(Stored dataset items)
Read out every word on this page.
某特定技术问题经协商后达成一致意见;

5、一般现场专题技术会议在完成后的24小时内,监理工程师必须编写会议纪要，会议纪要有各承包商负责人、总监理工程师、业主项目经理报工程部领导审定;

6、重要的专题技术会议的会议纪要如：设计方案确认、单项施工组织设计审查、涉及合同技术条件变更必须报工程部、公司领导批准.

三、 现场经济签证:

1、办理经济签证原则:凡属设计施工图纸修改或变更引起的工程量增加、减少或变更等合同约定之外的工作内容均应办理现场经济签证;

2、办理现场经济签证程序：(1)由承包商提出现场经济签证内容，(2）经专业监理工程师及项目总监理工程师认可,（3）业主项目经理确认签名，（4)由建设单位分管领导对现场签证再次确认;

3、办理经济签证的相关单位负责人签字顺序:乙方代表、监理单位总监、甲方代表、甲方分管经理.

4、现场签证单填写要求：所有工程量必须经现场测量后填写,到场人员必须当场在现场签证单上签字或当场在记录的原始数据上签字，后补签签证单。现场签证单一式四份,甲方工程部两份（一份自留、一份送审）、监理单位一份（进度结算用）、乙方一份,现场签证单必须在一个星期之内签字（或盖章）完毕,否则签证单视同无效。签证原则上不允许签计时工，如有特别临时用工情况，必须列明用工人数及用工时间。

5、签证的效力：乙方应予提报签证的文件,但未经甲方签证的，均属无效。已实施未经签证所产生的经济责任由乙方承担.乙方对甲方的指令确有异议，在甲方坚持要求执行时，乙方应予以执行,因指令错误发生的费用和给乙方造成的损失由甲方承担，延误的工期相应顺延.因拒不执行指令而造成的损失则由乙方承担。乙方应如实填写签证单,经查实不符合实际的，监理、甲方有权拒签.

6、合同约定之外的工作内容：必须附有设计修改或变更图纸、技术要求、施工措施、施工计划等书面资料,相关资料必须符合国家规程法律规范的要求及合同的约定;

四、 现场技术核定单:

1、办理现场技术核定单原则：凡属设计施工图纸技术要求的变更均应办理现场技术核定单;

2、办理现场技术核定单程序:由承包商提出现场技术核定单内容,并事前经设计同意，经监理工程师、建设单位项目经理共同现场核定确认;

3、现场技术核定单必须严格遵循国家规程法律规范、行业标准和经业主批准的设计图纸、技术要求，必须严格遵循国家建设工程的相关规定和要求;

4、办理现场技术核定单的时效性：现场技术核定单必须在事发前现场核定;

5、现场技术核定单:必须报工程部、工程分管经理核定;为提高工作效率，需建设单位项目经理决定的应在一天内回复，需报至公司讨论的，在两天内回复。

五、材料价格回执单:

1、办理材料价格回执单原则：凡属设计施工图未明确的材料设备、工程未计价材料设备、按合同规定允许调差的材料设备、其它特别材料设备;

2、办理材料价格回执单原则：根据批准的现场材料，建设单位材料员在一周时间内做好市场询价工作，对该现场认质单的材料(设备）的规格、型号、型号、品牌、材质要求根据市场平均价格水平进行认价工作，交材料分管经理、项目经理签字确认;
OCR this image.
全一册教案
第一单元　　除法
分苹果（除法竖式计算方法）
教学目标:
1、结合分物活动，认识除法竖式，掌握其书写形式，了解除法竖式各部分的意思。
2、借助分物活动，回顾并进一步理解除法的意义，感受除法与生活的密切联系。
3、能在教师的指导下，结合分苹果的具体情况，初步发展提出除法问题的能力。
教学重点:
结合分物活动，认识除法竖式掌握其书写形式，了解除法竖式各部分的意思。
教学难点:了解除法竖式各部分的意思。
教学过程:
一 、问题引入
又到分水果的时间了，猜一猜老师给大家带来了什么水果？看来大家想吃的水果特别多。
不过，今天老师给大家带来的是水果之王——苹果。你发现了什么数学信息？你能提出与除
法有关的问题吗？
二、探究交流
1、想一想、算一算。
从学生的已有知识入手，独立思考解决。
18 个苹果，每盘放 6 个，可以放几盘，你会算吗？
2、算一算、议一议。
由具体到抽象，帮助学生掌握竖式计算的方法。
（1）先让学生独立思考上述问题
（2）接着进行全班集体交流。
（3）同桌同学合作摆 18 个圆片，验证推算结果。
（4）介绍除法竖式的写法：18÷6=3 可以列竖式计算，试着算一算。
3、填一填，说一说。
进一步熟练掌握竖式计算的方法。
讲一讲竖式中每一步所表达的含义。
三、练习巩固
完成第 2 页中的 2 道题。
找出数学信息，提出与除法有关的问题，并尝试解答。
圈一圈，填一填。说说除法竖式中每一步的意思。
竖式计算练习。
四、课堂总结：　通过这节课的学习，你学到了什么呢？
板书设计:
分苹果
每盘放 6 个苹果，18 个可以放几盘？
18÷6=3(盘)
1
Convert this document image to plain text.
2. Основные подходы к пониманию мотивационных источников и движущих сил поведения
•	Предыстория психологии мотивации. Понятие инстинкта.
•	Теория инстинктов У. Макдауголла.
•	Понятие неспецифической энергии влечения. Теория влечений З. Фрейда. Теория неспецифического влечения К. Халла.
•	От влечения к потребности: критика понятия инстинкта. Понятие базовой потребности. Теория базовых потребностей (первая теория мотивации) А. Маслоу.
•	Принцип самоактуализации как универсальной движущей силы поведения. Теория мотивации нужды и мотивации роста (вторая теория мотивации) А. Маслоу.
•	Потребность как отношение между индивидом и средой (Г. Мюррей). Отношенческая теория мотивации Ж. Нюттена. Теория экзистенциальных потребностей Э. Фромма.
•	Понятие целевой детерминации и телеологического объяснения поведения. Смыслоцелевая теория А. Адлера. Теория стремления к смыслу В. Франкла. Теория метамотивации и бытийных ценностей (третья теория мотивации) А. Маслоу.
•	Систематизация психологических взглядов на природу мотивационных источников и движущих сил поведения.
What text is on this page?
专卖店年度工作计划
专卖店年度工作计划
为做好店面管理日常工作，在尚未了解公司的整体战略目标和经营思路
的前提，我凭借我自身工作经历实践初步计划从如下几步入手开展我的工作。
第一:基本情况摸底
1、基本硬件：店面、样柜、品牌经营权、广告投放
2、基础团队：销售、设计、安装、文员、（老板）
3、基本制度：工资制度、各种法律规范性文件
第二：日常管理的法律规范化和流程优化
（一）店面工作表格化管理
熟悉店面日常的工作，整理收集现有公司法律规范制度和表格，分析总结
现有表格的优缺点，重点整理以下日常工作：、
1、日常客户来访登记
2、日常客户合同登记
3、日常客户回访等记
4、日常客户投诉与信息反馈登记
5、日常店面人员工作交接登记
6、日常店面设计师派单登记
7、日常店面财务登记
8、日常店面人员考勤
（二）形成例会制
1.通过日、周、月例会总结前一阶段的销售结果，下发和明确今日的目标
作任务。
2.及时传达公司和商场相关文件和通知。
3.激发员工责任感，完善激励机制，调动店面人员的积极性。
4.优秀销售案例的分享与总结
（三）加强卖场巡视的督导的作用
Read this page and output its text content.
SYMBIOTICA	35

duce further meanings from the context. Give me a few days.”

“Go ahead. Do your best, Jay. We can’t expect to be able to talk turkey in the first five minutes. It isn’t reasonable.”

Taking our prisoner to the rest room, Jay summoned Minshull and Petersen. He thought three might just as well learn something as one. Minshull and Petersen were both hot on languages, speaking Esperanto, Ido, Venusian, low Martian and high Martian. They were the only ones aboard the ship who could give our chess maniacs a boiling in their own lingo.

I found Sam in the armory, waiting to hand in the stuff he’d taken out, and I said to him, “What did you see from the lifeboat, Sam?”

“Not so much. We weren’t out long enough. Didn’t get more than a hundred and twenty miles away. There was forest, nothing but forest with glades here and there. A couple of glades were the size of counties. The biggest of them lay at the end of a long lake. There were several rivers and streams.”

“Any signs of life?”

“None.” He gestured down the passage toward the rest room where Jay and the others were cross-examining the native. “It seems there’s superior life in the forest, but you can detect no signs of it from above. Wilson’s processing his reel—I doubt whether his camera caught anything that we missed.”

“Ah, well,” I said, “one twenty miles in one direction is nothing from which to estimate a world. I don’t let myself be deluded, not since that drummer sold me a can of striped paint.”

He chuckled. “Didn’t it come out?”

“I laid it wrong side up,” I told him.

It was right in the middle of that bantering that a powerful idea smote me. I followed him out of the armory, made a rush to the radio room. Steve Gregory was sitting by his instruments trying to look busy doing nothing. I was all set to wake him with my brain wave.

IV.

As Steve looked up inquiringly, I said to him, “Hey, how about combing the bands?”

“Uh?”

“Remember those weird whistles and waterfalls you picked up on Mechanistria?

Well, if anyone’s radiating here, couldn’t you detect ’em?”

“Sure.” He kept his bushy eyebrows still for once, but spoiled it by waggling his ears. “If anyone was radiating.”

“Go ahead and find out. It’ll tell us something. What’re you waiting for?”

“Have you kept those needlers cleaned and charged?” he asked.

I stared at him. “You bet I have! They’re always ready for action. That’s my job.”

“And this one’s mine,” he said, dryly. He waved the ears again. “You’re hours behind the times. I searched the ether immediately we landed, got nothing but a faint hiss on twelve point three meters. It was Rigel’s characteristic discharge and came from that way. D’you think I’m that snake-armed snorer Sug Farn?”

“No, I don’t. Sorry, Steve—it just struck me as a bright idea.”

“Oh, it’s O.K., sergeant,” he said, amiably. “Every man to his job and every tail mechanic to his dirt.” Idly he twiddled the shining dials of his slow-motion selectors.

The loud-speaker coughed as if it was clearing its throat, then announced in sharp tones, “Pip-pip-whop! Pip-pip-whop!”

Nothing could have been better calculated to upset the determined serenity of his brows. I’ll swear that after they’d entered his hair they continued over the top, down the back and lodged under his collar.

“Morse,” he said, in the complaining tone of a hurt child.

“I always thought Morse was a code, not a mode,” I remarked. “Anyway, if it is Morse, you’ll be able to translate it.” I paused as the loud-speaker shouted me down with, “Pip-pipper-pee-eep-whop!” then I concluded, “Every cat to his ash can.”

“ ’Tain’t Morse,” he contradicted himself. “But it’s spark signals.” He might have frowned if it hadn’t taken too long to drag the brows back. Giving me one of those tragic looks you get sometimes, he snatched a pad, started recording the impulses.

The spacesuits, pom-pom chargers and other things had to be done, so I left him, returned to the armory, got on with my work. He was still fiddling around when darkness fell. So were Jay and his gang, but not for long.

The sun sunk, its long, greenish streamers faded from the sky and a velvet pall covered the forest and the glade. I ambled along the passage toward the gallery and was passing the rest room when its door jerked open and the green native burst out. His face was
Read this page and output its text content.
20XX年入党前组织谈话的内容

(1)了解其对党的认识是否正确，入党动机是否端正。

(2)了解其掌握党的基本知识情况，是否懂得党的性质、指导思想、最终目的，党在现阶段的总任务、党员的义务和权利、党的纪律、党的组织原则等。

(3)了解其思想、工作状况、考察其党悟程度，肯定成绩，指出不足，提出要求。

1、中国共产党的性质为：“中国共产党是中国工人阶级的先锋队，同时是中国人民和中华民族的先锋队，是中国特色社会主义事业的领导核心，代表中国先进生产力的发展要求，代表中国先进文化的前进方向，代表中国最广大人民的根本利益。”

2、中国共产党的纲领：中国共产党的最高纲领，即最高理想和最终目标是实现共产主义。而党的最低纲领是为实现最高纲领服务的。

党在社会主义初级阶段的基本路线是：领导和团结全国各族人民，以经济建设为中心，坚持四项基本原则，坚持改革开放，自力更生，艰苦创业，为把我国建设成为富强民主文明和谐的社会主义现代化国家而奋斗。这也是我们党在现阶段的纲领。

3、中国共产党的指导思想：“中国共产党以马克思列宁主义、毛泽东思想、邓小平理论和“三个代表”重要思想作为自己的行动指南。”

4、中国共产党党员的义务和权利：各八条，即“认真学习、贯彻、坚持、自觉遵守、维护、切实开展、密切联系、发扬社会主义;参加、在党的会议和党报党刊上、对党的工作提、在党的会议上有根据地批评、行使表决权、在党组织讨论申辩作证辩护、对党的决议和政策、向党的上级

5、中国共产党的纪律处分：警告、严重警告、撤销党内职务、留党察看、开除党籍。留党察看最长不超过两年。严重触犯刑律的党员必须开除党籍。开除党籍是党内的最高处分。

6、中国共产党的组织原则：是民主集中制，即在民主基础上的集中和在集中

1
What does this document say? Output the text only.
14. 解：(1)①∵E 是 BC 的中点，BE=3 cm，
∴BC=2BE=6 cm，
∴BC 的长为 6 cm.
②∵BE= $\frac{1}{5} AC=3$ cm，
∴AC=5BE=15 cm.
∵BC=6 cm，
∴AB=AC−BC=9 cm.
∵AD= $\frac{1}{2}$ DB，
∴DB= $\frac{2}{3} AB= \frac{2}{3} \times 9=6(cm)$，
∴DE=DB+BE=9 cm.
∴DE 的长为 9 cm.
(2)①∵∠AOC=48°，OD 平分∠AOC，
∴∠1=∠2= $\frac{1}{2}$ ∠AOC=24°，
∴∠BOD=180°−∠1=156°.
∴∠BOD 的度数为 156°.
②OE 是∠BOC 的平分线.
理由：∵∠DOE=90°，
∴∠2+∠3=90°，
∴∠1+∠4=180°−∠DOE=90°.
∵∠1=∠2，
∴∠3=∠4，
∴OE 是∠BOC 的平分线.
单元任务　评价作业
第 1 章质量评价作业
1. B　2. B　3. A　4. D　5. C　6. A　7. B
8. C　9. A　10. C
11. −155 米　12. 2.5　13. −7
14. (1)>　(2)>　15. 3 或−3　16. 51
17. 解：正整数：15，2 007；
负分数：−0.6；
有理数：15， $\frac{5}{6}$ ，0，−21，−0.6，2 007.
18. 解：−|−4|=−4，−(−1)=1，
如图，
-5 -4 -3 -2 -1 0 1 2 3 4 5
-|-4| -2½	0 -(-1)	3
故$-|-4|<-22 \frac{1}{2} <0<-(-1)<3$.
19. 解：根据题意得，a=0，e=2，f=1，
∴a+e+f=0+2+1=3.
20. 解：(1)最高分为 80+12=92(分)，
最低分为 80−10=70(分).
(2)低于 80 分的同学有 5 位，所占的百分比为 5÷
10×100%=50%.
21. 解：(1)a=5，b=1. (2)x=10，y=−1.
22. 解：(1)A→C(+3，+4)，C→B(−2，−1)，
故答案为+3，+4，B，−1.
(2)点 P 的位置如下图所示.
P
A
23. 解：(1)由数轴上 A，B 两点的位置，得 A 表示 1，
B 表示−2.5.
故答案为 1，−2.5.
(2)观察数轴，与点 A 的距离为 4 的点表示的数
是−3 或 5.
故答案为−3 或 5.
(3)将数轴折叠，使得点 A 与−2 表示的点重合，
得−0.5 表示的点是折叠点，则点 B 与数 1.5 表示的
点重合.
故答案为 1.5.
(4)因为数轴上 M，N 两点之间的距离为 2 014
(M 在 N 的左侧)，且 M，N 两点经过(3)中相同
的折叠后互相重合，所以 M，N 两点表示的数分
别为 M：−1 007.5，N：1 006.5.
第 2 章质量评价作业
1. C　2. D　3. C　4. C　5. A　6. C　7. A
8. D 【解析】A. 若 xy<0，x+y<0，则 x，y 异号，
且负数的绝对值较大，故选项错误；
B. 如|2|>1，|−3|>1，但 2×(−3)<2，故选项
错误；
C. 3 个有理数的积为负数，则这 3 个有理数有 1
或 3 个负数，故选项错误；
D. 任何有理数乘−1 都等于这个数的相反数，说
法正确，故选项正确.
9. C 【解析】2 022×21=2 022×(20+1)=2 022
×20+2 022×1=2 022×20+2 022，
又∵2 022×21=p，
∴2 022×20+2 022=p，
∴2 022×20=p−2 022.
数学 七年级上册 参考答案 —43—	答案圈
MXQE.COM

# [The request]
Find and copy each line above that includes the string "twenty".

# [Answer to the task]
“Not so much. We weren’t out long enough. Didn’t get more than a hundred and twenty miles away. There was forest, nothing but forest with glades here and there. A couple of glades were the size of counties. The biggest of them lay at the end of a long lake. There were several rivers and streams.”
“Ah, well,” I said, “one twenty miles in one direction is nothing from which to estimate a world. I don’t let myself be deluded, not since that drummer sold me a can of striped paint.”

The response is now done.